══ Given records ══
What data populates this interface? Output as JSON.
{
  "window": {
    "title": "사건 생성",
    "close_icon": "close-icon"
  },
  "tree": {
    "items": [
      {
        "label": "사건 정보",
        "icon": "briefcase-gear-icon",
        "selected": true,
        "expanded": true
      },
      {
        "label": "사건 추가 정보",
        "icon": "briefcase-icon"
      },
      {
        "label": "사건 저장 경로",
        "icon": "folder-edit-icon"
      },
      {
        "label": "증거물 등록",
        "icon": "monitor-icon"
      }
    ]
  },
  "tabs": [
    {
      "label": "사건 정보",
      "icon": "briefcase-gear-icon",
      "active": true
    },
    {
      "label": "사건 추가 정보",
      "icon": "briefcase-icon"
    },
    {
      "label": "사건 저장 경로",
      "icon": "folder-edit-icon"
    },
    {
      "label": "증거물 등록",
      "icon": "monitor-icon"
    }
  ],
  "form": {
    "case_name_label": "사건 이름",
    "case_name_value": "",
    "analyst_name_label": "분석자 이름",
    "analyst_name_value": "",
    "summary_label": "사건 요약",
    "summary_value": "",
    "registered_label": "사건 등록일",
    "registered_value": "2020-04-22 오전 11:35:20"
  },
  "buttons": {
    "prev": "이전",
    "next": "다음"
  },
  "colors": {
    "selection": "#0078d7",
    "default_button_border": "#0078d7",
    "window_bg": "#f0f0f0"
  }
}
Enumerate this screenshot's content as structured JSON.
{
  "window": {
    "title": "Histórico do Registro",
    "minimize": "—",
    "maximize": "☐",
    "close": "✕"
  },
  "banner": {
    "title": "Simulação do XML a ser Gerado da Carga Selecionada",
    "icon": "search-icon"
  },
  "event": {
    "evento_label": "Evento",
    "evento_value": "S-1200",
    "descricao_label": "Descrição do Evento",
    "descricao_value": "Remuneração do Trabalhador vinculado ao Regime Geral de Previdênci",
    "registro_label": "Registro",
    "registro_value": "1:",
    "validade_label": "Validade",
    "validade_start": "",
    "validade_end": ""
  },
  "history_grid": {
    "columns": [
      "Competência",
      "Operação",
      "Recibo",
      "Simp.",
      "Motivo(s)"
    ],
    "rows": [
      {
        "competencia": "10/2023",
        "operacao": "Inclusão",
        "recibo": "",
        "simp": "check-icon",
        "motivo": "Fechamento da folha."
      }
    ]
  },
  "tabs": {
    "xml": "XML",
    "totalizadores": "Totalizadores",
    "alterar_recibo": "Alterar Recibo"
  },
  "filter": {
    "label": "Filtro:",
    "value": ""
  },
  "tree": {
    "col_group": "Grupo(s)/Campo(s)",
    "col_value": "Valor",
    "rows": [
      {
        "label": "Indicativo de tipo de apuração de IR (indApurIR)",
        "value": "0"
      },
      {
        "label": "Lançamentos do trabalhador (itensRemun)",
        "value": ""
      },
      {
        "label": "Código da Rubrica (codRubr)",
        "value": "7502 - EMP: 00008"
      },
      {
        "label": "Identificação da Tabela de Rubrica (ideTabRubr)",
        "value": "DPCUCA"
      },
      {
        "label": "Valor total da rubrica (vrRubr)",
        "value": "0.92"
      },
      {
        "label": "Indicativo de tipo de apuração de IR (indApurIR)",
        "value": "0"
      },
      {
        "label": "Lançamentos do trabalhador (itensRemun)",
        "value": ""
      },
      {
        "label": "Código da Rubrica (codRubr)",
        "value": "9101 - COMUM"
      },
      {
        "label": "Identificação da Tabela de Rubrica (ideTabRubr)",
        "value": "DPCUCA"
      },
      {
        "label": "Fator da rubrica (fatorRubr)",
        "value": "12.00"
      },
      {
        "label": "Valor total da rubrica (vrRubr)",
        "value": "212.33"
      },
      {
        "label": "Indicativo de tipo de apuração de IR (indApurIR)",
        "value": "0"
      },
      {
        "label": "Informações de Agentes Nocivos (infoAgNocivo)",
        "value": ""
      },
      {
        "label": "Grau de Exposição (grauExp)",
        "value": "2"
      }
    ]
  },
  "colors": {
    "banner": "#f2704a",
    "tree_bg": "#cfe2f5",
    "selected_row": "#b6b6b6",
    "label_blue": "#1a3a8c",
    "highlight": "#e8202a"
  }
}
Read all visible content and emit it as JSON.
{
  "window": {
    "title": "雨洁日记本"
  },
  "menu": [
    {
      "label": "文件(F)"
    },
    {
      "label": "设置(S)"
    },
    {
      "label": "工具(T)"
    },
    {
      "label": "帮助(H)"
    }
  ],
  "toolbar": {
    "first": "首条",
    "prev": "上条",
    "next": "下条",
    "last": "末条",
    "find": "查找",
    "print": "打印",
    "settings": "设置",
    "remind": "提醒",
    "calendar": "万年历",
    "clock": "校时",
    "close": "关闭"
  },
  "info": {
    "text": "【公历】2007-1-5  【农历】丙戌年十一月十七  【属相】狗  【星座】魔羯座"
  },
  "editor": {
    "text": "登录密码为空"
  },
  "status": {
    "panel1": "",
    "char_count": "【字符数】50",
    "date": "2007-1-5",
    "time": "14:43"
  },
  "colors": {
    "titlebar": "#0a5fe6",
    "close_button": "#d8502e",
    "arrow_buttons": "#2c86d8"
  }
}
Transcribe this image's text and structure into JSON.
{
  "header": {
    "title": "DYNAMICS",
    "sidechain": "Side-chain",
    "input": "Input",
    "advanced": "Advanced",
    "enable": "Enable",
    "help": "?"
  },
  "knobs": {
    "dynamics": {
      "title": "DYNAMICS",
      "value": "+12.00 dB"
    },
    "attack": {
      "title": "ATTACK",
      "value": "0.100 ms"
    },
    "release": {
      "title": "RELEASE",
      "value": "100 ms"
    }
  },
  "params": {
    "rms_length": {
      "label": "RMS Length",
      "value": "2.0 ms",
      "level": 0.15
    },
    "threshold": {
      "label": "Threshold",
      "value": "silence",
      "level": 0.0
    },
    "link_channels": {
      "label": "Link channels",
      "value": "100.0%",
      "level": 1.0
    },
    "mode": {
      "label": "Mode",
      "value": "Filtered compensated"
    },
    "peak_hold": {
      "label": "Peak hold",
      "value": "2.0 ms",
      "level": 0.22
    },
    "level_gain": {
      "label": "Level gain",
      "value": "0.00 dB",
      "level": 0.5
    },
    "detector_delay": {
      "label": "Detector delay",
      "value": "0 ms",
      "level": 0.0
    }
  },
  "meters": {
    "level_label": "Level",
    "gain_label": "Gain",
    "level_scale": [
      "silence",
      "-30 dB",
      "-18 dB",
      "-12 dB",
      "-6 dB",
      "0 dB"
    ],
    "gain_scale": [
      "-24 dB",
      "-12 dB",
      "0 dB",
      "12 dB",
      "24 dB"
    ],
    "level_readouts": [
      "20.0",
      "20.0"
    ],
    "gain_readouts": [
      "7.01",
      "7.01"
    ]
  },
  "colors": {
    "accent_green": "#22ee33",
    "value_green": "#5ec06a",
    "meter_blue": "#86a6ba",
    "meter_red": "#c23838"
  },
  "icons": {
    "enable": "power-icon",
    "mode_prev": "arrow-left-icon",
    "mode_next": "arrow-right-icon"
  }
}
═══
Collect every line above that contains the word "text".

    "text": "【公历】2007-1-5  【农历】丙戌年十一月十七  【属相】狗  【星座】魔羯座"
    "text": "登录密码为空"
Transcribe this image's text and structure into JSON.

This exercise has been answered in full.